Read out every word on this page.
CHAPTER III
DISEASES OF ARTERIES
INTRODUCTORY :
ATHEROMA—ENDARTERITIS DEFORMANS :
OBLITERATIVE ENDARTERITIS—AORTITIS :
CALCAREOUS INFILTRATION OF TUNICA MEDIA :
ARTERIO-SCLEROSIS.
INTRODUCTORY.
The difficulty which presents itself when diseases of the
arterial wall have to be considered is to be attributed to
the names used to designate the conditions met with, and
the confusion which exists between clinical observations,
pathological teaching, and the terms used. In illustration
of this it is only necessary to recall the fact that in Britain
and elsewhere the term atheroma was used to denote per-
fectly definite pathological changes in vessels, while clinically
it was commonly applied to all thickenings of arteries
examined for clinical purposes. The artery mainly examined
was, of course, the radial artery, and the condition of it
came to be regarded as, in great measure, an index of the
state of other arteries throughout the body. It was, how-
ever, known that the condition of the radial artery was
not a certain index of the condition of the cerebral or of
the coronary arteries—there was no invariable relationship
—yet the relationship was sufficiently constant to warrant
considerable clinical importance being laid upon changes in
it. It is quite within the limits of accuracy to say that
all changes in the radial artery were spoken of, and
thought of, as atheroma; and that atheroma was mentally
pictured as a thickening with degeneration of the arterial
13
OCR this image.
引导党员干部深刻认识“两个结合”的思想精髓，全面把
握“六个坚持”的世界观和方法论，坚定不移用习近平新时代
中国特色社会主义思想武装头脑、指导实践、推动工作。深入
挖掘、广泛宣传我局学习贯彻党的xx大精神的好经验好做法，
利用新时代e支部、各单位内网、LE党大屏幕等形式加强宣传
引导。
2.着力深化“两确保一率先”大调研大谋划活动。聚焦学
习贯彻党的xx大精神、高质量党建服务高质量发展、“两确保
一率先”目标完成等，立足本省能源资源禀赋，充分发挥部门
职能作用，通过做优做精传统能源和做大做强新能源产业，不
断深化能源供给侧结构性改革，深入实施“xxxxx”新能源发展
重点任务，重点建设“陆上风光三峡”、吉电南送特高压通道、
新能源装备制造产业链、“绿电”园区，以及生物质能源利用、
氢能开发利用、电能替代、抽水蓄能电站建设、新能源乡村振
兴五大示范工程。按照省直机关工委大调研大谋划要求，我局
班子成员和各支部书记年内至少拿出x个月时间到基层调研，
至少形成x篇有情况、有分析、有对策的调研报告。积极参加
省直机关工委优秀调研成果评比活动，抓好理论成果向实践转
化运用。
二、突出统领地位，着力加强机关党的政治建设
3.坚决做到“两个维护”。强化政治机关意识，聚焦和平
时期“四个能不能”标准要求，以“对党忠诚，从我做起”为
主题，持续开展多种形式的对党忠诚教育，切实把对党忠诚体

§ **Directions**
Exactly reproduce all of the entries above.

§ **Answer for this exercise**
Read out every word on this page.
CHAPTER III
DISEASES OF ARTERIES
INTRODUCTORY :
ATHEROMA—ENDARTERITIS DEFORMANS :
OBLITERATIVE ENDARTERITIS—AORTITIS :
CALCAREOUS INFILTRATION OF TUNICA MEDIA :
ARTERIO-SCLEROSIS.
INTRODUCTORY.
The difficulty which presents itself when diseases of the
arterial wall have to be considered is to be attributed to
the names used to designate the conditions met with, and
the confusion which exists between clinical observations,
pathological teaching, and the terms used. In illustration
of this it is only necessary to recall the fact that in Britain
and elsewhere the term atheroma was used to denote per-
fectly definite pathological changes in vessels, while clinically
it was commonly applied to all thickenings of arteries
examined for clinical purposes. The artery mainly examined
was, of course, the radial artery, and the condition of it
came to be regarded as, in great measure, an index of the
state of other arteries throughout the body. It was, how-
ever, known that the condition of the radial artery was
not a certain index of the condition of the cerebral or of
the coronary arteries—there was no invariable relationship
—yet the relationship was sufficiently constant to warrant
considerable clinical importance being laid upon changes in
it. It is quite within the limits of accuracy to say that
all changes in the radial artery were spoken of, and
thought of, as atheroma; and that atheroma was mentally
pictured as a thickening with degeneration of the arterial
13
OCR this image.
引导党员干部深刻认识“两个结合”的思想精髓，全面把
握“六个坚持”的世界观和方法论，坚定不移用习近平新时代
中国特色社会主义思想武装头脑、指导实践、推动工作。深入
挖掘、广泛宣传我局学习贯彻党的xx大精神的好经验好做法，
利用新时代e支部、各单位内网、LE党大屏幕等形式加强宣传
引导。
2.着力深化“两确保一率先”大调研大谋划活动。聚焦学
习贯彻党的xx大精神、高质量党建服务高质量发展、“两确保
一率先”目标完成等，立足本省能源资源禀赋，充分发挥部门
职能作用，通过做优做精传统能源和做大做强新能源产业，不
断深化能源供给侧结构性改革，深入实施“xxxxx”新能源发展
重点任务，重点建设“陆上风光三峡”、吉电南送特高压通道、
新能源装备制造产业链、“绿电”园区，以及生物质能源利用、
氢能开发利用、电能替代、抽水蓄能电站建设、新能源乡村振
兴五大示范工程。按照省直机关工委大调研大谋划要求，我局
班子成员和各支部书记年内至少拿出x个月时间到基层调研，
至少形成x篇有情况、有分析、有对策的调研报告。积极参加
省直机关工委优秀调研成果评比活动，抓好理论成果向实践转
化运用。
二、突出统领地位，着力加强机关党的政治建设
3.坚决做到“两个维护”。强化政治机关意识，聚焦和平
时期“四个能不能”标准要求，以“对党忠诚，从我做起”为
主题，持续开展多种形式的对党忠诚教育，切实把对党忠诚体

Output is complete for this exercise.